**Work to complete:** Work through the data line by line, gathering every line that has the word "probably".

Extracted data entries

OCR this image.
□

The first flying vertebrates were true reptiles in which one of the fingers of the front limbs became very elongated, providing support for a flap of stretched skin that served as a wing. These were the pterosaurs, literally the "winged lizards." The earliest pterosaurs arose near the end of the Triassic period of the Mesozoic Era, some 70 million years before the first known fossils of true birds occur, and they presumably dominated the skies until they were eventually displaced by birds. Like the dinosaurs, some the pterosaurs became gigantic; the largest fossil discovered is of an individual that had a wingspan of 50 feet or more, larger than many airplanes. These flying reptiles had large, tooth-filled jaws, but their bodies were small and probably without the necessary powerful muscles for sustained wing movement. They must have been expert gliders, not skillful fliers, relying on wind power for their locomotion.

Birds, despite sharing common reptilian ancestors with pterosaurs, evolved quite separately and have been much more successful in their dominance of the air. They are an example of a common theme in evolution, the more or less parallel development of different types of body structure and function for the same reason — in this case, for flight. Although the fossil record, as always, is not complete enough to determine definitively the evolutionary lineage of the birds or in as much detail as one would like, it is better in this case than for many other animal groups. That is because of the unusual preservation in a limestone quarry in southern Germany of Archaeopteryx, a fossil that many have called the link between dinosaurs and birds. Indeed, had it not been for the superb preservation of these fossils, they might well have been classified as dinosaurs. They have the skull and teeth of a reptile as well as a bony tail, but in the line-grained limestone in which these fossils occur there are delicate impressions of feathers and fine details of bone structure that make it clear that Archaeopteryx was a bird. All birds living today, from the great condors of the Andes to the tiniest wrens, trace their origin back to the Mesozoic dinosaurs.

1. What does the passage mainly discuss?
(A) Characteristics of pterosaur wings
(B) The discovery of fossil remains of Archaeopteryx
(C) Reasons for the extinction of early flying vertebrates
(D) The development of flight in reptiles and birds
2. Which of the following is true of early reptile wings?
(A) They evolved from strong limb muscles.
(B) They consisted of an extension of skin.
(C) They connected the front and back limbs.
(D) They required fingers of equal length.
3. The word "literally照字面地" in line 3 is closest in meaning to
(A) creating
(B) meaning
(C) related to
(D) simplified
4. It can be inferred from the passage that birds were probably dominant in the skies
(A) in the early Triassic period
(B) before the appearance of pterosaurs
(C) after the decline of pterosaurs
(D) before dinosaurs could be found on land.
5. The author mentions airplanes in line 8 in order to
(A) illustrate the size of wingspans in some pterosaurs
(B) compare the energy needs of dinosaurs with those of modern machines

**Result of this exercise:**
The first flying vertebrates were true reptiles in which one of the fingers of the front limbs became very elongated, providing support for a flap of stretched skin that served as a wing. These were the pterosaurs, literally the "winged lizards." The earliest pterosaurs arose near the end of the Triassic period of the Mesozoic Era, some 70 million years before the first known fossils of true birds occur, and they presumably dominated the skies until they were eventually displaced by birds. Like the dinosaurs, some the pterosaurs became gigantic; the largest fossil discovered is of an individual that had a wingspan of 50 feet or more, larger than many airplanes. These flying reptiles had large, tooth-filled jaws, but their bodies were small and probably without the necessary powerful muscles for sustained wing movement. They must have been expert gliders, not skillful fliers, relying on wind power for their locomotion.
4. It can be inferred from the passage that birds were probably dominant in the skies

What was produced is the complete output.